Write out each line in which the string "this" is present.

*** Source material

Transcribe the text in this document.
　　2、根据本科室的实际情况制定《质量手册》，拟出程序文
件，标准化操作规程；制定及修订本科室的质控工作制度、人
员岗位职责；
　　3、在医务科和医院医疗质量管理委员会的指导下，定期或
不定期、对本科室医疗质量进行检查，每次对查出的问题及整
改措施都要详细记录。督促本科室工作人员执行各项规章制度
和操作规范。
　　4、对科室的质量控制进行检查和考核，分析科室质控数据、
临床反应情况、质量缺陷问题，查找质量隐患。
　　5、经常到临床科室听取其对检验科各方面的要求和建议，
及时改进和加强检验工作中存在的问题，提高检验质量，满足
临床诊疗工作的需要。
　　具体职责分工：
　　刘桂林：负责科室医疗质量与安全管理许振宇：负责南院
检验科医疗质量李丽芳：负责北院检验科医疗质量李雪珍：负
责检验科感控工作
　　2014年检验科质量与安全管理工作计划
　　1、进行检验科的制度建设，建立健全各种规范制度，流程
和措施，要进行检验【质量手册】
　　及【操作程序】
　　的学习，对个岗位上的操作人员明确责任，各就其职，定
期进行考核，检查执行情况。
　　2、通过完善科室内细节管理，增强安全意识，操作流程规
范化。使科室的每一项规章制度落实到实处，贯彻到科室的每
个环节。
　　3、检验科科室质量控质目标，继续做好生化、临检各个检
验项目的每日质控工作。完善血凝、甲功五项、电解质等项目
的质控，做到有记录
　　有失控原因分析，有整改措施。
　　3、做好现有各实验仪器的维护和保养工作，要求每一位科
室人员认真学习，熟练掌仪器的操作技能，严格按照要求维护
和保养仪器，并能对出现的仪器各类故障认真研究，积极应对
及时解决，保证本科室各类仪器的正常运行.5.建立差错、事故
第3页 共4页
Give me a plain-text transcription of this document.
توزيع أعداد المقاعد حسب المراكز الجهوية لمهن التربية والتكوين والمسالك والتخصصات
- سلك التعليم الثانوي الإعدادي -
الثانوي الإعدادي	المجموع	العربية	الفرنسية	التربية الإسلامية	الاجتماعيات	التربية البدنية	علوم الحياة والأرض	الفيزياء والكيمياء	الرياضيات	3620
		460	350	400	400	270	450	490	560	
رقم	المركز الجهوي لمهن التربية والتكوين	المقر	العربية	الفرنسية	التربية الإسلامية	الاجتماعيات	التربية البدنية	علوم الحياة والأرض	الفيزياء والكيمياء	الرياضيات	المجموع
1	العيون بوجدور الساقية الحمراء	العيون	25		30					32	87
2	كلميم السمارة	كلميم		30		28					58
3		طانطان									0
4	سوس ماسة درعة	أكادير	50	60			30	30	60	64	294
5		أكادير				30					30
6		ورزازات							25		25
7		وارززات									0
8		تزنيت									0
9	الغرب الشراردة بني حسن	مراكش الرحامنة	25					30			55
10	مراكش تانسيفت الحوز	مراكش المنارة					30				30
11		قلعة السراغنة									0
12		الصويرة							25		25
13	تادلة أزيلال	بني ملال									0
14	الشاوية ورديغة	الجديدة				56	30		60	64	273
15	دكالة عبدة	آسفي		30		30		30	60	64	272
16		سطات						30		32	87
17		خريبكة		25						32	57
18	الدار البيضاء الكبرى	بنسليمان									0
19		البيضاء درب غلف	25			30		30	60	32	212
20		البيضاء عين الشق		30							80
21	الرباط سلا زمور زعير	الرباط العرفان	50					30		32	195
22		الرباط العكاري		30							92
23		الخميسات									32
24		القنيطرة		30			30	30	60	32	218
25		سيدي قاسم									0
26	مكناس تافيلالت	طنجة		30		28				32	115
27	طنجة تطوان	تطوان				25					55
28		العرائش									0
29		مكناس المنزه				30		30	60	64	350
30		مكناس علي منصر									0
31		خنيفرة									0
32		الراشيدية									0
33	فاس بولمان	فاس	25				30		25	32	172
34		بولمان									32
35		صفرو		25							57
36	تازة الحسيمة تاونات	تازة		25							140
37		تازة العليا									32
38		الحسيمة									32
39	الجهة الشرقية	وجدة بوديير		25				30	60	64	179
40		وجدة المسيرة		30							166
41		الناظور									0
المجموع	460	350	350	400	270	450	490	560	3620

******
*** Source material

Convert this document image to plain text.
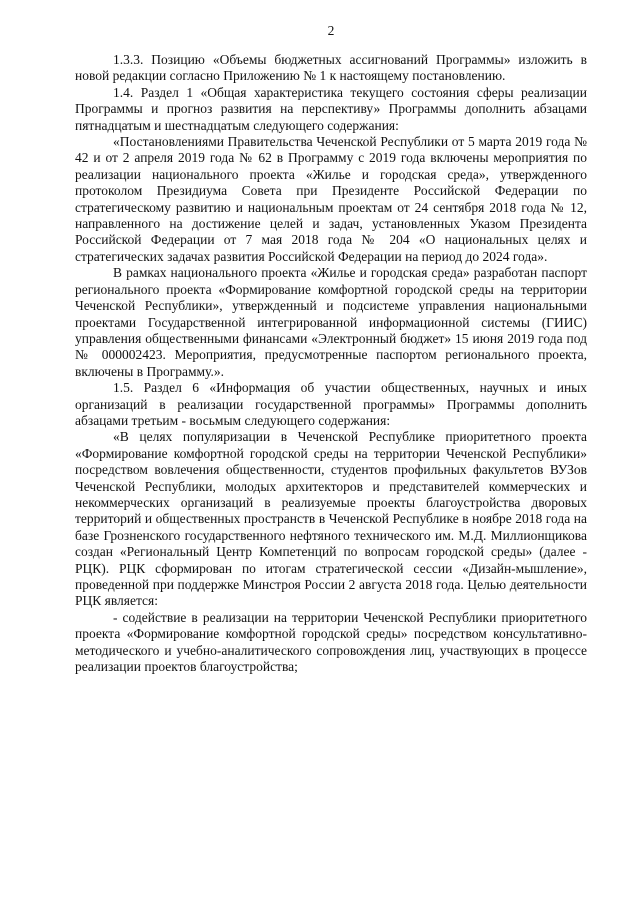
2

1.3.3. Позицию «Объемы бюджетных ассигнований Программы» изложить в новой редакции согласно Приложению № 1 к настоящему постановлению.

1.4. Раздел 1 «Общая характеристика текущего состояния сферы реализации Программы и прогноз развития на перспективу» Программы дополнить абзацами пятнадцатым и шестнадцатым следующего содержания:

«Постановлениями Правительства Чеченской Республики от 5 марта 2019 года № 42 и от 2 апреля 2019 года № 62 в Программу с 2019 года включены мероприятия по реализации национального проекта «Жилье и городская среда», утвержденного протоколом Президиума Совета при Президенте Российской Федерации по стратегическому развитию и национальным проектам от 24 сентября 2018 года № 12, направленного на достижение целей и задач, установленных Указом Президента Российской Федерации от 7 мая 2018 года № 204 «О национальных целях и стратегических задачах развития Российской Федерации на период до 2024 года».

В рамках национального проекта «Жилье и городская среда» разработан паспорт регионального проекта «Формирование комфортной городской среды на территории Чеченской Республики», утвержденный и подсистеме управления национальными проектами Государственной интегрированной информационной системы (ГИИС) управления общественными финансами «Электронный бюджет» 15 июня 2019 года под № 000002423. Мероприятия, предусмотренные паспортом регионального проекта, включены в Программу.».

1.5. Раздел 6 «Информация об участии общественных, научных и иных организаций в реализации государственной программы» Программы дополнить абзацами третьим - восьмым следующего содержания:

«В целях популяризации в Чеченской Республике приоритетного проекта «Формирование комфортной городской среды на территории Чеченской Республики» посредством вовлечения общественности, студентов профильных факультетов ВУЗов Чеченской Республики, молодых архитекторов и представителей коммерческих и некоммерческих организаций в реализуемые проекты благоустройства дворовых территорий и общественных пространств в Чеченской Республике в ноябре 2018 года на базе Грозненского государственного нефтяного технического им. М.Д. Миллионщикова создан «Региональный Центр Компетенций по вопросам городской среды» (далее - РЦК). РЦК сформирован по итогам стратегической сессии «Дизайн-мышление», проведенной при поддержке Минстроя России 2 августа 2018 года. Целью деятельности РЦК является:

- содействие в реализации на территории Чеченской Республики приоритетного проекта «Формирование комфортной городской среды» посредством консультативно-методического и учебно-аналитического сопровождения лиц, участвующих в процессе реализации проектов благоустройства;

******

Response:
Transcribe the text in this document.
Give me a plain-text transcription of this document.
Convert this document image to plain text.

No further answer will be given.